▶ Records for this exercise
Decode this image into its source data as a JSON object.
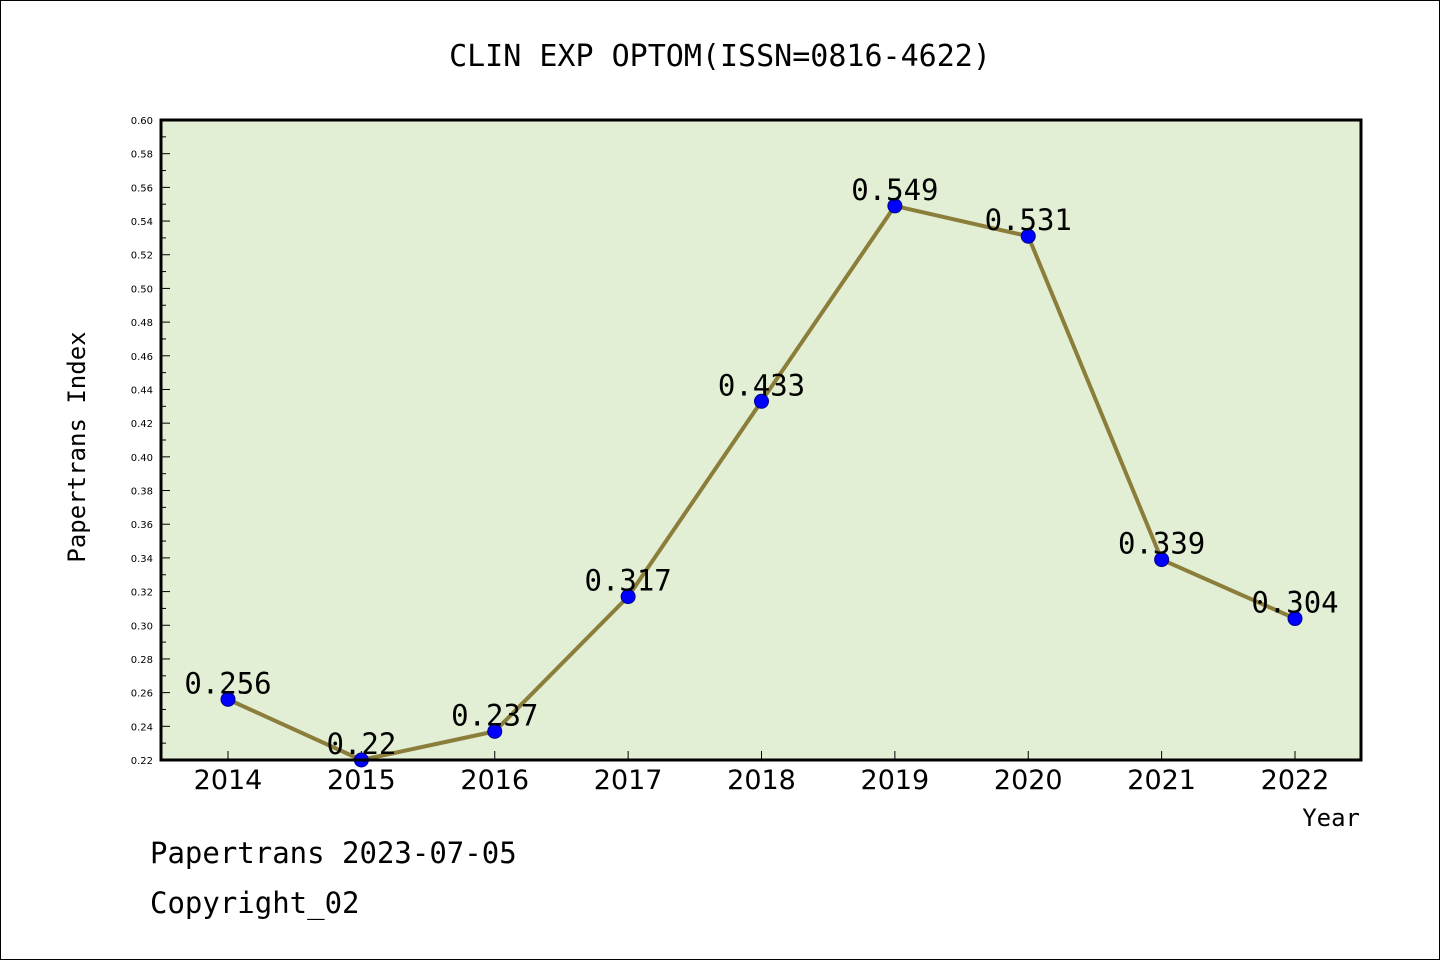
{
  "chart_data": {
    "type": "line",
    "title": "CLIN EXP OPTOM(ISSN=0816-4622)",
    "xlabel": "Year",
    "ylabel": "Papertrans Index",
    "categories": [
      "2014",
      "2015",
      "2016",
      "2017",
      "2018",
      "2019",
      "2020",
      "2021",
      "2022"
    ],
    "values": [
      0.256,
      0.22,
      0.237,
      0.317,
      0.433,
      0.549,
      0.531,
      0.339,
      0.304
    ],
    "data_labels": [
      "0.256",
      "0.22",
      "0.237",
      "0.317",
      "0.433",
      "0.549",
      "0.531",
      "0.339",
      "0.304"
    ],
    "ylim": [
      0.22,
      0.6
    ],
    "yticks": [
      "0.22",
      "0.24",
      "0.26",
      "0.28",
      "0.30",
      "0.32",
      "0.34",
      "0.36",
      "0.38",
      "0.40",
      "0.42",
      "0.44",
      "0.46",
      "0.48",
      "0.50",
      "0.52",
      "0.54",
      "0.56",
      "0.58",
      "0.60"
    ],
    "grid": false,
    "legend": "none",
    "colors": {
      "plot_background": "#e2efd5",
      "line": "#8b7d3a",
      "marker": "#0000ff",
      "marker_edge": "#00008b",
      "axis": "#000000"
    }
  },
  "footer": {
    "source": "Papertrans 2023-07-05",
    "copyright": "Copyright_02"
  }
}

▶ Exercise instructions
Using the records above, retype everything exactly except the pictures.

▶ The solution
Decode this image into its source data as a JSON object.
{
  "chart_data": {
    "type": "line",
    "title": "CLIN EXP OPTOM(ISSN=0816-4622)",
    "xlabel": "Year",
    "ylabel": "Papertrans Index",
    "categories": [
      "2014",
      "2015",
      "2016",
      "2017",
      "2018",
      "2019",
      "2020",
      "2021",
      "2022"
    ],
    "values": [
      0.256,
      0.22,
      0.237,
      0.317,
      0.433,
      0.549,
      0.531,
      0.339,
      0.304
    ],
    "data_labels": [
      "0.256",
      "0.22",
      "0.237",
      "0.317",
      "0.433",
      "0.549",
      "0.531",
      "0.339",
      "0.304"
    ],
    "ylim": [
      0.22,
      0.6
    ],
    "yticks": [
      "0.22",
      "0.24",
      "0.26",
      "0.28",
      "0.30",
      "0.32",
      "0.34",
      "0.36",
      "0.38",
      "0.40",
      "0.42",
      "0.44",
      "0.46",
      "0.48",
      "0.50",
      "0.52",
      "0.54",
      "0.56",
      "0.58",
      "0.60"
    ],
    "grid": false,
    "legend": "none",
    "colors": {
      "plot_background": "#e2efd5",
      "line": "#8b7d3a",
      "marker": "#0000ff",
      "marker_edge": "#00008b",
      "axis": "#000000"
    }
  },
  "footer": {
    "source": "Papertrans 2023-07-05",
    "copyright": "Copyright_02"
  }
}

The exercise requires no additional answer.